§ **What to work on**
Reproduce every entry below precisely; do not include the pictures.
---+---
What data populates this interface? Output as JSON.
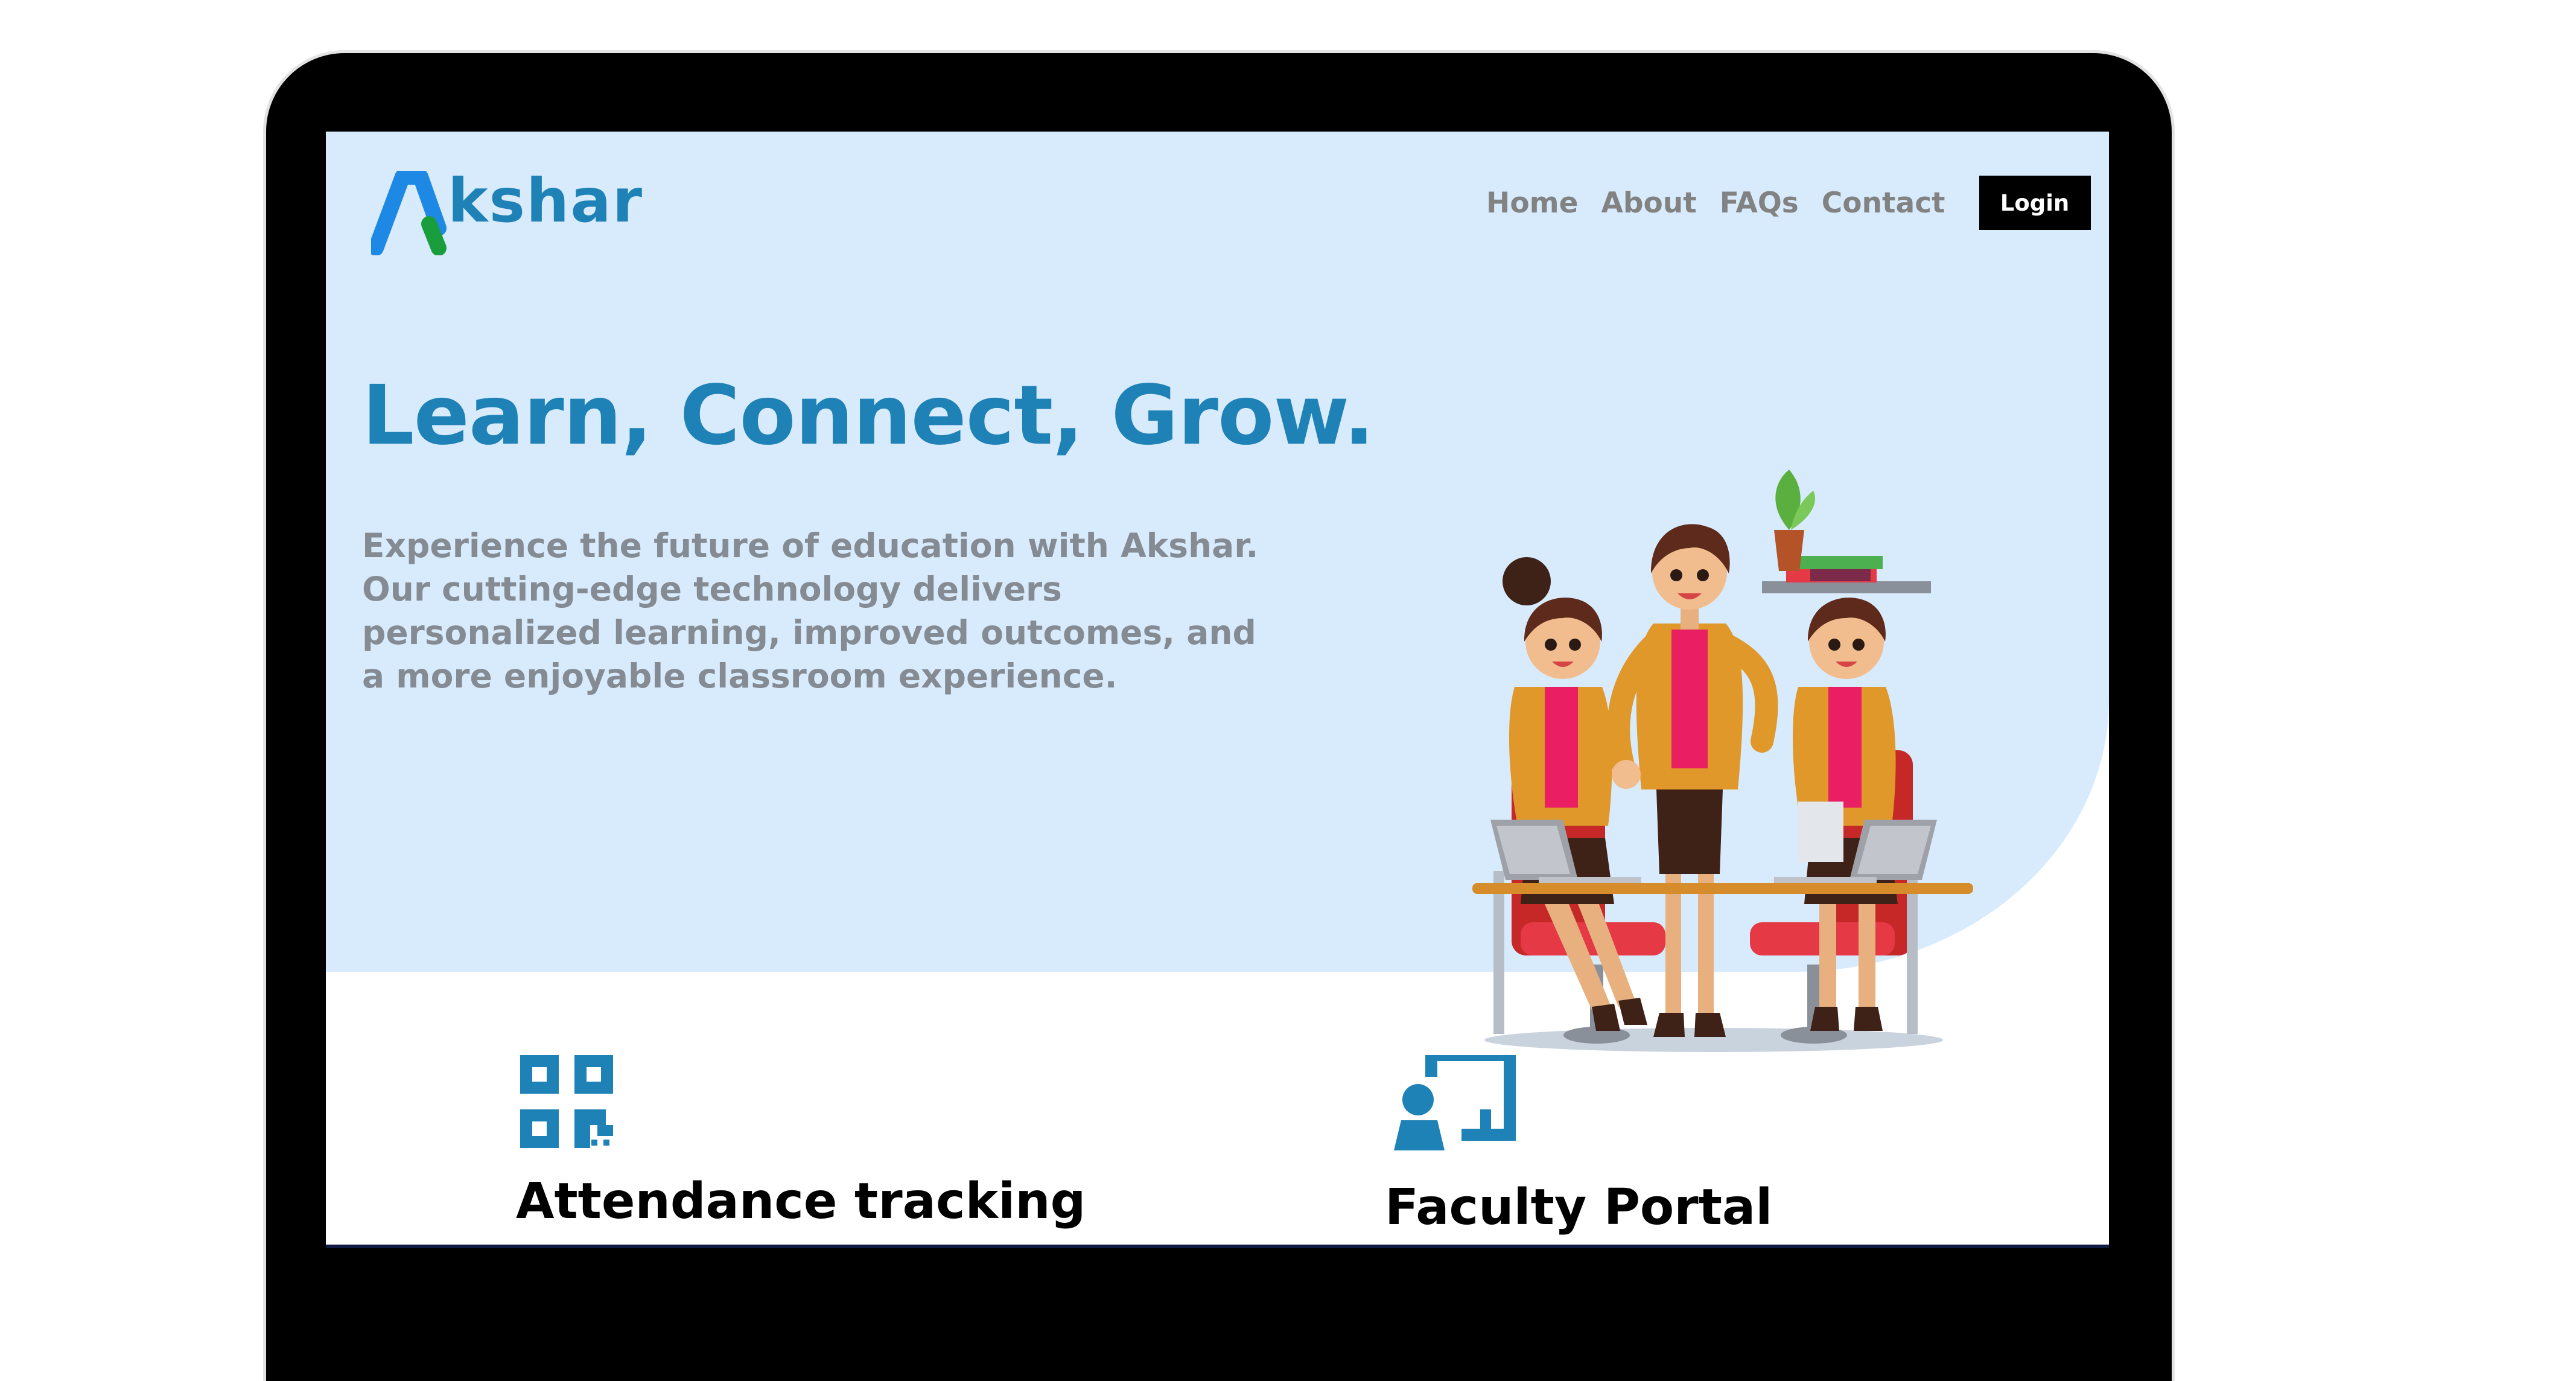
{
  "brand": {
    "name": "kshar",
    "logo_mark": "A",
    "primary_color": "#1f82b6",
    "accent_green": "#1a9d3d"
  },
  "nav": {
    "links": [
      "Home",
      "About",
      "FAQs",
      "Contact"
    ],
    "login_label": "Login"
  },
  "hero": {
    "title": "Learn, Connect, Grow.",
    "description": "Experience the future of education with Akshar. Our cutting-edge technology delivers personalized learning, improved outcomes, and a more enjoyable classroom experience.",
    "background": "#d8ebfd"
  },
  "features": [
    {
      "icon": "qr-code-icon",
      "title": "Attendance tracking"
    },
    {
      "icon": "presentation-icon",
      "title": "Faculty Portal"
    }
  ]
}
---+---
§ **Solution for this task**
What data populates this interface? Output as JSON.
{
  "brand": {
    "name": "kshar",
    "logo_mark": "A",
    "primary_color": "#1f82b6",
    "accent_green": "#1a9d3d"
  },
  "nav": {
    "links": [
      "Home",
      "About",
      "FAQs",
      "Contact"
    ],
    "login_label": "Login"
  },
  "hero": {
    "title": "Learn, Connect, Grow.",
    "description": "Experience the future of education with Akshar. Our cutting-edge technology delivers personalized learning, improved outcomes, and a more enjoyable classroom experience.",
    "background": "#d8ebfd"
  },
  "features": [
    {
      "icon": "qr-code-icon",
      "title": "Attendance tracking"
    },
    {
      "icon": "presentation-icon",
      "title": "Faculty Portal"
    }
  ]
}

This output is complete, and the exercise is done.